:: EXERCISE OBJECTIVE ::
Output the material beneath exactly, leaving nothing out.

:: LISTED ENTRIES ::
-------

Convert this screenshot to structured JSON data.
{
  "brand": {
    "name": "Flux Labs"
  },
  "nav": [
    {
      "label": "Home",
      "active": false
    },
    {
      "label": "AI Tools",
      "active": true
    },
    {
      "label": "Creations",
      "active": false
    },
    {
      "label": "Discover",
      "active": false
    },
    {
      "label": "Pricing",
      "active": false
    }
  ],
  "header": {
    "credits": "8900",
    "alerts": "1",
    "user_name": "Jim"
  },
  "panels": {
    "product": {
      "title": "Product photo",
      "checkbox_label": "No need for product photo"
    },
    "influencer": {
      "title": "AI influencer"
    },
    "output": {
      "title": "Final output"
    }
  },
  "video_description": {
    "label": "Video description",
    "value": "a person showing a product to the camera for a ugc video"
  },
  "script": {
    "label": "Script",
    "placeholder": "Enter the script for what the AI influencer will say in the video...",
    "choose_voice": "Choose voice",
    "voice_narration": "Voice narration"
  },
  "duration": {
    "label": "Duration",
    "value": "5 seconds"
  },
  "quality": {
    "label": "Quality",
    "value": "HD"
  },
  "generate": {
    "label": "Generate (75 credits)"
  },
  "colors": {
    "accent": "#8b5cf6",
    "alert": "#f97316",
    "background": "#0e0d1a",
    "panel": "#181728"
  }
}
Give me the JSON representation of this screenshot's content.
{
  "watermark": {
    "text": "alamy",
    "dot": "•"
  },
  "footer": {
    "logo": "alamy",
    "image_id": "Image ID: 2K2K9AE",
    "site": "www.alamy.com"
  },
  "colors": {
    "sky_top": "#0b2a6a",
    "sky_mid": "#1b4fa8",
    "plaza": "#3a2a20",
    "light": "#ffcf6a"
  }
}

-------

:: EXPECTED ANSWER ::
Convert this screenshot to structured JSON data.
{
  "brand": {
    "name": "Flux Labs"
  },
  "nav": [
    {
      "label": "Home",
      "active": false
    },
    {
      "label": "AI Tools",
      "active": true
    },
    {
      "label": "Creations",
      "active": false
    },
    {
      "label": "Discover",
      "active": false
    },
    {
      "label": "Pricing",
      "active": false
    }
  ],
  "header": {
    "credits": "8900",
    "alerts": "1",
    "user_name": "Jim"
  },
  "panels": {
    "product": {
      "title": "Product photo",
      "checkbox_label": "No need for product photo"
    },
    "influencer": {
      "title": "AI influencer"
    },
    "output": {
      "title": "Final output"
    }
  },
  "video_description": {
    "label": "Video description",
    "value": "a person showing a product to the camera for a ugc video"
  },
  "script": {
    "label": "Script",
    "placeholder": "Enter the script for what the AI influencer will say in the video...",
    "choose_voice": "Choose voice",
    "voice_narration": "Voice narration"
  },
  "duration": {
    "label": "Duration",
    "value": "5 seconds"
  },
  "quality": {
    "label": "Quality",
    "value": "HD"
  },
  "generate": {
    "label": "Generate (75 credits)"
  },
  "colors": {
    "accent": "#8b5cf6",
    "alert": "#f97316",
    "background": "#0e0d1a",
    "panel": "#181728"
  }
}
Give me the JSON representation of this screenshot's content.
{
  "watermark": {
    "text": "alamy",
    "dot": "•"
  },
  "footer": {
    "logo": "alamy",
    "image_id": "Image ID: 2K2K9AE",
    "site": "www.alamy.com"
  },
  "colors": {
    "sky_top": "#0b2a6a",
    "sky_mid": "#1b4fa8",
    "plaza": "#3a2a20",
    "light": "#ffcf6a"
  }
}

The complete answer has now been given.